Pick out every line in the data below that holds "header".
++++ RECORDS SUPPLIED ++++
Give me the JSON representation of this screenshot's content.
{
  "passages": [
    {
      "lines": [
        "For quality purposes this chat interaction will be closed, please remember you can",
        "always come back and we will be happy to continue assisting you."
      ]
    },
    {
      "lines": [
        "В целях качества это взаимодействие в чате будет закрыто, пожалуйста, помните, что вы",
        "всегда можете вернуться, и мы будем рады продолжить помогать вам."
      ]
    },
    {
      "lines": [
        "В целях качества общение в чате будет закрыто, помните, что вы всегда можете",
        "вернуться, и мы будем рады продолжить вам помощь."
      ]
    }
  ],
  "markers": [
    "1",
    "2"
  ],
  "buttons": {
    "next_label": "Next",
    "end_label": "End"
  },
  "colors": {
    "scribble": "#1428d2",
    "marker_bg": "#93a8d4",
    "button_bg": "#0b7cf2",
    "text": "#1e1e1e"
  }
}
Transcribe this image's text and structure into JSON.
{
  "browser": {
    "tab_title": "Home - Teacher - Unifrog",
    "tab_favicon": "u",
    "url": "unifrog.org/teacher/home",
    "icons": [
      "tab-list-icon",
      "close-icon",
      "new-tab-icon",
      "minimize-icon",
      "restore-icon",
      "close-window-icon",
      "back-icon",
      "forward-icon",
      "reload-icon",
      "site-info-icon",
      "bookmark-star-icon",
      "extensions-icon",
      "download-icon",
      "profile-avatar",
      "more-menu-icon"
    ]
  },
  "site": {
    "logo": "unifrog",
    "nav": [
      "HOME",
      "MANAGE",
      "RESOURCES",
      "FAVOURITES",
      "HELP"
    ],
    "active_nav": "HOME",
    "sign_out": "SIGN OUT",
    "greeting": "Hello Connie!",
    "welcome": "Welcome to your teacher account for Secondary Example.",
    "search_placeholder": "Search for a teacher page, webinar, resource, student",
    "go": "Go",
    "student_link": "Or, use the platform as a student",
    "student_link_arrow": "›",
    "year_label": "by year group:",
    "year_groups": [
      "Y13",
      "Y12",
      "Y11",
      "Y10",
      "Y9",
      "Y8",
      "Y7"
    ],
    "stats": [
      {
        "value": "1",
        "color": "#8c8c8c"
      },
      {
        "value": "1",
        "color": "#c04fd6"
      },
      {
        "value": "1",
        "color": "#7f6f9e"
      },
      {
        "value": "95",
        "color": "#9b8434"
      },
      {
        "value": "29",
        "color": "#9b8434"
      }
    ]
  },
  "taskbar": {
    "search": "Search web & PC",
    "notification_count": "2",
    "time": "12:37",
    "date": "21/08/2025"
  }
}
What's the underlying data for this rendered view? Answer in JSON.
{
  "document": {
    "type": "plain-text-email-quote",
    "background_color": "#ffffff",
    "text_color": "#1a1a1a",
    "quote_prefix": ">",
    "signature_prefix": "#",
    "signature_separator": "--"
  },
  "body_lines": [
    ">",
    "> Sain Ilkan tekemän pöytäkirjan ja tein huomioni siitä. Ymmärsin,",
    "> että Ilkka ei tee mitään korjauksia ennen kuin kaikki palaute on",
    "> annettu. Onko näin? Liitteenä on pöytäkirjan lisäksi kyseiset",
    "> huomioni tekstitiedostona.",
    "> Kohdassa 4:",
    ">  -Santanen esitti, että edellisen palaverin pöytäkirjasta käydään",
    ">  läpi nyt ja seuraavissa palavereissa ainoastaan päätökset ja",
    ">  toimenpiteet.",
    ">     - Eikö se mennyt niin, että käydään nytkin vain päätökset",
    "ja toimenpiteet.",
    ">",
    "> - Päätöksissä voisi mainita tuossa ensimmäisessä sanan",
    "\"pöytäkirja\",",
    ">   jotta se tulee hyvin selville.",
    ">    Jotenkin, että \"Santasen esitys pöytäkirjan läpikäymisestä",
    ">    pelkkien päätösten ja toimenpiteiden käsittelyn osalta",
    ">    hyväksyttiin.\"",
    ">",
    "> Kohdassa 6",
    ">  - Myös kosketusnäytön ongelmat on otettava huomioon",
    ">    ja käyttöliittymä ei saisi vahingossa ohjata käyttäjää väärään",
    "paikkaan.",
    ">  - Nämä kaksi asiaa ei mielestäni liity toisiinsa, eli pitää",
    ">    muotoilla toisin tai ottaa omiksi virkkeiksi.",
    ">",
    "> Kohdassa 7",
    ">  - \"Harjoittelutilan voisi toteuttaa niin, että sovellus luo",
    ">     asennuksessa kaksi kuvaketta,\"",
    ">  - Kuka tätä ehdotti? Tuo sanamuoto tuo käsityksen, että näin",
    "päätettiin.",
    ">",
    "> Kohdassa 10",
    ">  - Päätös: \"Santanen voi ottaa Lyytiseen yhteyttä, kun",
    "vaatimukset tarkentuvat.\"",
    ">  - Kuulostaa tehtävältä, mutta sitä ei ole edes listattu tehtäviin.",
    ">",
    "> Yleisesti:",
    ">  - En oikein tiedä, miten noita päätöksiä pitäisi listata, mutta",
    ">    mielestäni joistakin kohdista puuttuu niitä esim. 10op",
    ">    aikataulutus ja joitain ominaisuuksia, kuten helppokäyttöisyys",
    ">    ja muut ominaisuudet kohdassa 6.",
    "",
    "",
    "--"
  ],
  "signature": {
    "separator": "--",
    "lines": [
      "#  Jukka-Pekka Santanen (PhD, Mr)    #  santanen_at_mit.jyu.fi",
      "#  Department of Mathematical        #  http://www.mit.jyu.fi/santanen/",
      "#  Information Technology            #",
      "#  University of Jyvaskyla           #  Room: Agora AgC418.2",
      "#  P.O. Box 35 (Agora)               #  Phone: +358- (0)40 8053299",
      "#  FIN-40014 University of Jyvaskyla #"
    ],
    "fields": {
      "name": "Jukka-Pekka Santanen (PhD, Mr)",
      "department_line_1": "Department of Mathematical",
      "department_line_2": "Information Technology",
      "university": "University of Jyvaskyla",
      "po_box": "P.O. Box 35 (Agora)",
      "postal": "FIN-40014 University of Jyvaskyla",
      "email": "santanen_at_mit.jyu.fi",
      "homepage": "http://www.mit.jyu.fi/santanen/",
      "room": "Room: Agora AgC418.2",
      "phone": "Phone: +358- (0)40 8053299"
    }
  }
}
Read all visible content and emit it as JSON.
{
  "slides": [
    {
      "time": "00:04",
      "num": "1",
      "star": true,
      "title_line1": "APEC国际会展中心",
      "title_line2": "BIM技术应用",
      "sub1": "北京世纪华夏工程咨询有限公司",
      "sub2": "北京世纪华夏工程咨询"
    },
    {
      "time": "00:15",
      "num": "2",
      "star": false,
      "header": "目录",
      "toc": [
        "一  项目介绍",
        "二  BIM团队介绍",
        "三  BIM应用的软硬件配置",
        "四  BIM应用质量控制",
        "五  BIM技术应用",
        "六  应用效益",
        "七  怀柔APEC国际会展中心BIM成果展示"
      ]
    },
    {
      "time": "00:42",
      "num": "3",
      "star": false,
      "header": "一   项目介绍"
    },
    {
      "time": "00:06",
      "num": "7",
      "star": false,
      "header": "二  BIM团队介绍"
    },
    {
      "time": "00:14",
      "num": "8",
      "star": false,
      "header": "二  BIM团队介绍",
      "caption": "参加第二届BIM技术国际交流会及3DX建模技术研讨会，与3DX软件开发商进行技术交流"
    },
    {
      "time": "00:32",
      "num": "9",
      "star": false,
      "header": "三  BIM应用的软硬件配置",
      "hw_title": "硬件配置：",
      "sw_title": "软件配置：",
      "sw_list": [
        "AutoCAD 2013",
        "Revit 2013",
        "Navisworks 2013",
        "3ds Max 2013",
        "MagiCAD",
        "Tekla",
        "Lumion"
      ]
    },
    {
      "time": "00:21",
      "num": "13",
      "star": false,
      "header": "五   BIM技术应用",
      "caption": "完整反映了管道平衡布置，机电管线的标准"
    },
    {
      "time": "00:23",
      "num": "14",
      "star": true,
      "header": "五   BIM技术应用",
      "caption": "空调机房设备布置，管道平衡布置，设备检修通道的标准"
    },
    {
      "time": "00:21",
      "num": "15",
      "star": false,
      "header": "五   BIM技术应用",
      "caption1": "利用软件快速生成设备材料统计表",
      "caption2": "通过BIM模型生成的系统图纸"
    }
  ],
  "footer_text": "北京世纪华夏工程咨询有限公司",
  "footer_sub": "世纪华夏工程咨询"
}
++++
-- SOLUTION TO THE EXERCISE --
      "header": "目录",
      "header": "一   项目介绍"
      "header": "二  BIM团队介绍"
      "header": "二  BIM团队介绍",
      "header": "三  BIM应用的软硬件配置",
      "header": "五   BIM技术应用",
      "header": "五   BIM技术应用",
      "header": "五   BIM技术应用",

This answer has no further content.